— START The records —

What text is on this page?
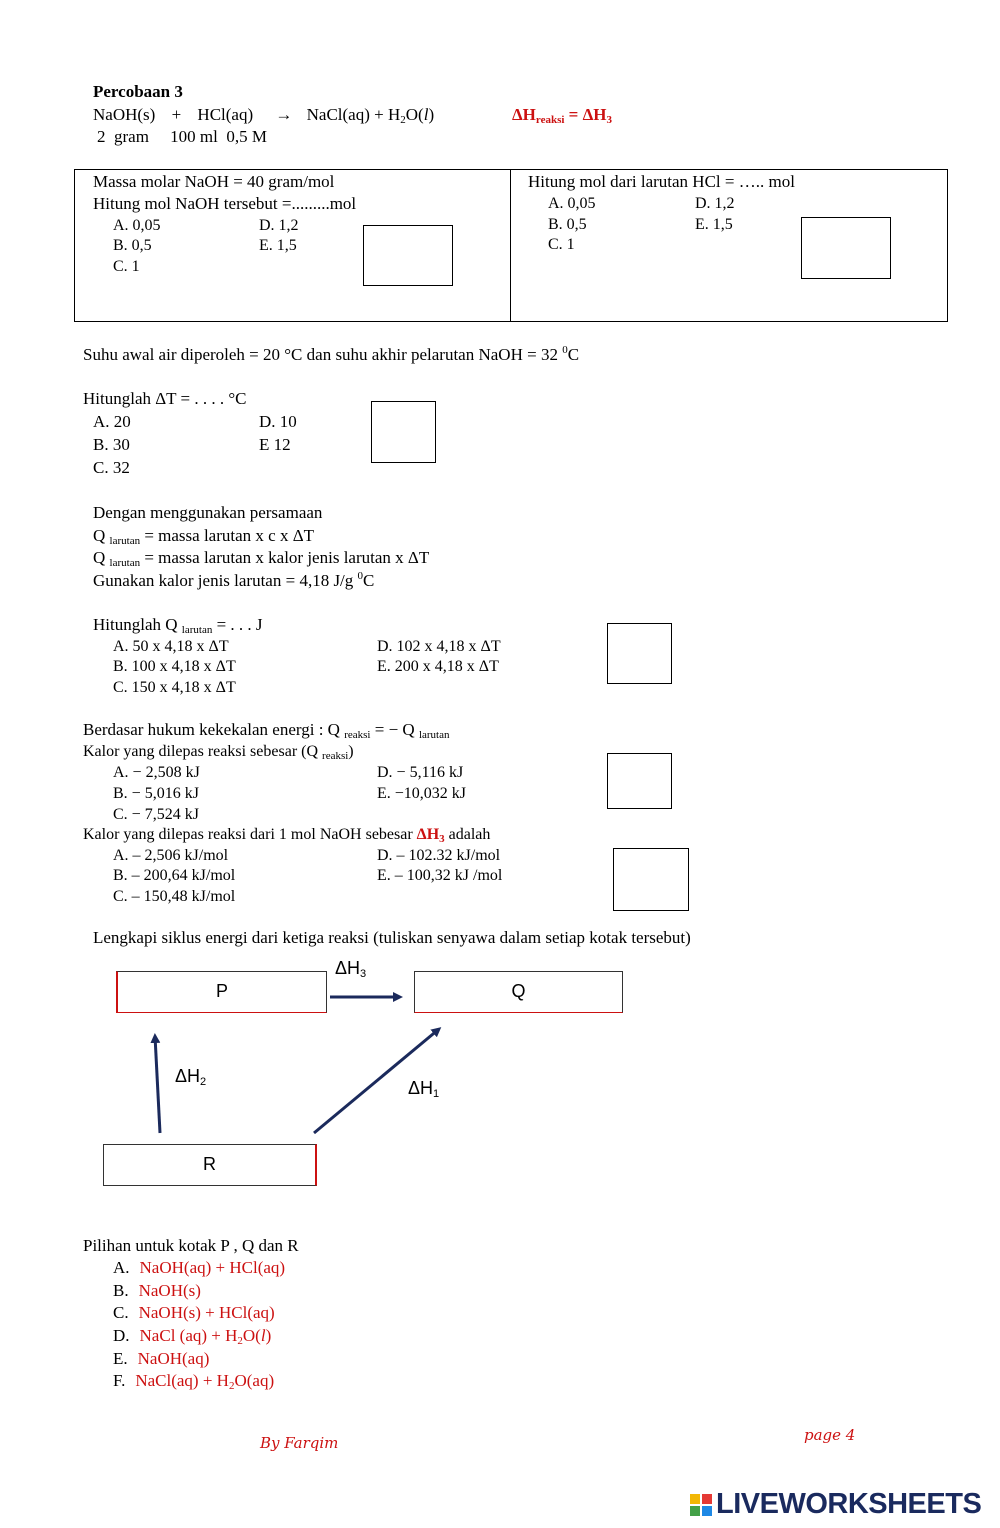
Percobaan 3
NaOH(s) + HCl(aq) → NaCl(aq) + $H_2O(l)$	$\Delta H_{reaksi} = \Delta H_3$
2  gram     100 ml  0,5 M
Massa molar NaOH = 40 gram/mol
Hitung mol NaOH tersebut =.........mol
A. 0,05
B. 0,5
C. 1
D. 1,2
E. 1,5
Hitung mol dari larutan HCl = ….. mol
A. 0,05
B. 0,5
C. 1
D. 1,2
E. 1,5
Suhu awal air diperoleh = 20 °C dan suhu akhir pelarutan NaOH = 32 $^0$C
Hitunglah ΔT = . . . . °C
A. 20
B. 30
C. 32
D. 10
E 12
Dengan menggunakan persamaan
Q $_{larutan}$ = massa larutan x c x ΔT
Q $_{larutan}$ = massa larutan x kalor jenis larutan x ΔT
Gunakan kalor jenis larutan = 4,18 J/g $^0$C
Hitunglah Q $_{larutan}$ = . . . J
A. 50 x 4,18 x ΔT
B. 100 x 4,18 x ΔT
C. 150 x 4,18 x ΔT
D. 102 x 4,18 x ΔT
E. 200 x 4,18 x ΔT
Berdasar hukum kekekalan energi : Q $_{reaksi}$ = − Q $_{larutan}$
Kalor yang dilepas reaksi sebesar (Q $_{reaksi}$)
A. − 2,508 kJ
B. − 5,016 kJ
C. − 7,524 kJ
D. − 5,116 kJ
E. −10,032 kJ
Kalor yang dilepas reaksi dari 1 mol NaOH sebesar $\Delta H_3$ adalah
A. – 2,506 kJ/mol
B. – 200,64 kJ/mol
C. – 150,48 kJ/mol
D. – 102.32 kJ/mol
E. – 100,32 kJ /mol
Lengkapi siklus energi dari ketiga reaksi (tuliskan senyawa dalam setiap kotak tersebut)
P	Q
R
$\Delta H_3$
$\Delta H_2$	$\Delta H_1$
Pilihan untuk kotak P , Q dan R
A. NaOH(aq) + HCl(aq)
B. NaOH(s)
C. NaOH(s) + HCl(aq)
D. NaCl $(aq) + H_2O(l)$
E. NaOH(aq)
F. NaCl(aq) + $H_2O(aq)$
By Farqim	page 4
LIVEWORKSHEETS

— END The records —

▸ **Task instructions**:
From the data above, show each line that contains "jenis".

▸ **Output for this exercise**:
Q $_{larutan}$ = massa larutan x kalor jenis larutan x ΔT
Gunakan kalor jenis larutan = 4,18 J/g $^0$C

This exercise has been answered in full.